__Record set__:
■ ■ ■ ■ ■

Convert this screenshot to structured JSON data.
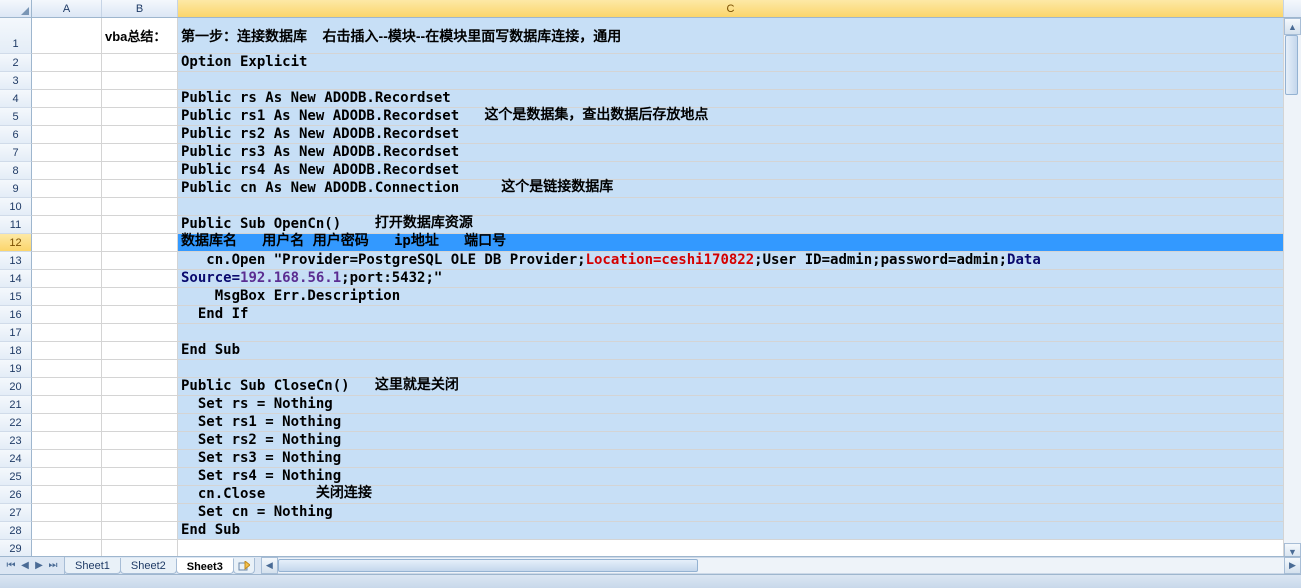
{
  "columns": [
    "A",
    "B",
    "C"
  ],
  "row_numbers": [
    1,
    2,
    3,
    4,
    5,
    6,
    7,
    8,
    9,
    10,
    11,
    12,
    13,
    14,
    15,
    16,
    17,
    18,
    19,
    20,
    21,
    22,
    23,
    24,
    25,
    26,
    27,
    28,
    29
  ],
  "selected_row": 12,
  "selected_col": "C",
  "merged_b_label": "vba总结：",
  "title_row": "第一步：连接数据库    右击插入--模块--在模块里面写数据库连接，通用",
  "code": {
    "r2": "Option Explicit",
    "r3": "",
    "r4": "Public rs As New ADODB.Recordset",
    "r5": {
      "code": "Public rs1 As New ADODB.Recordset   ",
      "cmt": "这个是数据集，查出数据后存放地点"
    },
    "r6": "Public rs2 As New ADODB.Recordset",
    "r7": "Public rs3 As New ADODB.Recordset",
    "r8": "Public rs4 As New ADODB.Recordset",
    "r9": {
      "code": "Public cn As New ADODB.Connection     ",
      "cmt": "这个是链接数据库"
    },
    "r10": "",
    "r11": {
      "code": "Public Sub OpenCn()    ",
      "cmt": "打开数据库资源"
    },
    "r12": "数据库名   用户名 用户密码   ip地址   端口号",
    "r13_pre": "   cn.Open \"Provider=PostgreSQL OLE DB Provider;",
    "r13_loc": "Location=ceshi170822",
    "r13_mid1": ";User ID=admin;password=admin;",
    "r13_data": "Data",
    "r14_pre": "Source=",
    "r14_ip": "192.168.56.1",
    "r14_post": ";port:5432;\"",
    "r15": "    MsgBox Err.Description",
    "r16": "  End If",
    "r17": "",
    "r18": "End Sub",
    "r19": "",
    "r20": {
      "code": "Public Sub CloseCn()   ",
      "cmt": "这里就是关闭"
    },
    "r21": "  Set rs = Nothing",
    "r22": "  Set rs1 = Nothing",
    "r23": "  Set rs2 = Nothing",
    "r24": "  Set rs3 = Nothing",
    "r25": "  Set rs4 = Nothing",
    "r26": {
      "code": "  cn.Close      ",
      "cmt": "关闭连接"
    },
    "r27": "  Set cn = Nothing",
    "r28": "End Sub"
  },
  "tabs": {
    "sheet1": "Sheet1",
    "sheet2": "Sheet2",
    "sheet3": "Sheet3"
  },
  "active_tab": "Sheet3"
}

■ ■ ■ ■ ■

__Exercise details__:
Search the data for "Recordset". Copy every matching line.

__Task response__:
    "r4": "Public rs As New ADODB.Recordset",
      "code": "Public rs1 As New ADODB.Recordset   ",
    "r6": "Public rs2 As New ADODB.Recordset",
    "r7": "Public rs3 As New ADODB.Recordset",
    "r8": "Public rs4 As New ADODB.Recordset",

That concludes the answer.